Problem statement:
Copy each entry as it stands, leaving nothing out.

Entries:
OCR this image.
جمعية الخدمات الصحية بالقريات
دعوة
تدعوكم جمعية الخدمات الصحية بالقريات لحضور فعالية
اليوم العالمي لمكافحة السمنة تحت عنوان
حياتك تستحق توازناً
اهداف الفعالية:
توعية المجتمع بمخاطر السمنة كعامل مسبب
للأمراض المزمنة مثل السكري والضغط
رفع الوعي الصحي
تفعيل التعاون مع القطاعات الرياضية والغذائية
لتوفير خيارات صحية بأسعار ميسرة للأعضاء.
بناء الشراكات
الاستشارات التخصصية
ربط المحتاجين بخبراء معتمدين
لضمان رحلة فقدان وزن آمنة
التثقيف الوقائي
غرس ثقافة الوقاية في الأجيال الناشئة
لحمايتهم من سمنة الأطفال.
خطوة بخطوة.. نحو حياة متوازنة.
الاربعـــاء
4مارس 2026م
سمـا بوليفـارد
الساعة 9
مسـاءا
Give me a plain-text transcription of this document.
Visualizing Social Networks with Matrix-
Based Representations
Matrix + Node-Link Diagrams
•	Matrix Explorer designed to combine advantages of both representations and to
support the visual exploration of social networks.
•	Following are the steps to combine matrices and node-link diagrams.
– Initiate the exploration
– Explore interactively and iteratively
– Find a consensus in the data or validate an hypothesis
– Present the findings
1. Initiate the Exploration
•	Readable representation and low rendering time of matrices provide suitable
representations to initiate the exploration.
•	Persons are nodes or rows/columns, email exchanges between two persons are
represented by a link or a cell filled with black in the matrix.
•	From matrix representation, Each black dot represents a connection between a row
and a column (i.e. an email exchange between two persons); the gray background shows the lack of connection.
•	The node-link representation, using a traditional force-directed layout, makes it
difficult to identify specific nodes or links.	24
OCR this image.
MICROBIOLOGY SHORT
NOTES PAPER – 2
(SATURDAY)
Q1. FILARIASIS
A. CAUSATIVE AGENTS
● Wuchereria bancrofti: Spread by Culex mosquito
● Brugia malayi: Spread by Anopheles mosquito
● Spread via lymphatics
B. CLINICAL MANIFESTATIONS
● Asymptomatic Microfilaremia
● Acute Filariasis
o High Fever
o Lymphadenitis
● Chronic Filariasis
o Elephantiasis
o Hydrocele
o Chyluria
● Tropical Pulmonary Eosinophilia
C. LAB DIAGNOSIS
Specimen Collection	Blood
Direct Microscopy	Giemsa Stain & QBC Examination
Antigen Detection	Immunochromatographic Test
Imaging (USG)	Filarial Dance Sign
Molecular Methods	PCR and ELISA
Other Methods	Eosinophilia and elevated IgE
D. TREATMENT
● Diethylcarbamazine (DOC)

Written reply:
OCR this image.
جمعية الخدمات الصحية بالقريات
دعوة
تدعوكم جمعية الخدمات الصحية بالقريات لحضور فعالية
اليوم العالمي لمكافحة السمنة تحت عنوان
حياتك تستحق توازناً
اهداف الفعالية:
توعية المجتمع بمخاطر السمنة كعامل مسبب
للأمراض المزمنة مثل السكري والضغط
رفع الوعي الصحي
تفعيل التعاون مع القطاعات الرياضية والغذائية
لتوفير خيارات صحية بأسعار ميسرة للأعضاء.
بناء الشراكات
الاستشارات التخصصية
ربط المحتاجين بخبراء معتمدين
لضمان رحلة فقدان وزن آمنة
التثقيف الوقائي
غرس ثقافة الوقاية في الأجيال الناشئة
لحمايتهم من سمنة الأطفال.
خطوة بخطوة.. نحو حياة متوازنة.
الاربعـــاء
4مارس 2026م
سمـا بوليفـارد
الساعة 9
مسـاءا
Give me a plain-text transcription of this document.
Visualizing Social Networks with Matrix-
Based Representations
Matrix + Node-Link Diagrams
•	Matrix Explorer designed to combine advantages of both representations and to
support the visual exploration of social networks.
•	Following are the steps to combine matrices and node-link diagrams.
– Initiate the exploration
– Explore interactively and iteratively
– Find a consensus in the data or validate an hypothesis
– Present the findings
1. Initiate the Exploration
•	Readable representation and low rendering time of matrices provide suitable
representations to initiate the exploration.
•	Persons are nodes or rows/columns, email exchanges between two persons are
represented by a link or a cell filled with black in the matrix.
•	From matrix representation, Each black dot represents a connection between a row
and a column (i.e. an email exchange between two persons); the gray background shows the lack of connection.
•	The node-link representation, using a traditional force-directed layout, makes it
difficult to identify specific nodes or links.	24
OCR this image.
MICROBIOLOGY SHORT
NOTES PAPER – 2
(SATURDAY)
Q1. FILARIASIS
A. CAUSATIVE AGENTS
● Wuchereria bancrofti: Spread by Culex mosquito
● Brugia malayi: Spread by Anopheles mosquito
● Spread via lymphatics
B. CLINICAL MANIFESTATIONS
● Asymptomatic Microfilaremia
● Acute Filariasis
o High Fever
o Lymphadenitis
● Chronic Filariasis
o Elephantiasis
o Hydrocele
o Chyluria
● Tropical Pulmonary Eosinophilia
C. LAB DIAGNOSIS
Specimen Collection	Blood
Direct Microscopy	Giemsa Stain & QBC Examination
Antigen Detection	Immunochromatographic Test
Imaging (USG)	Filarial Dance Sign
Molecular Methods	PCR and ELISA
Other Methods	Eosinophilia and elevated IgE
D. TREATMENT
● Diethylcarbamazine (DOC)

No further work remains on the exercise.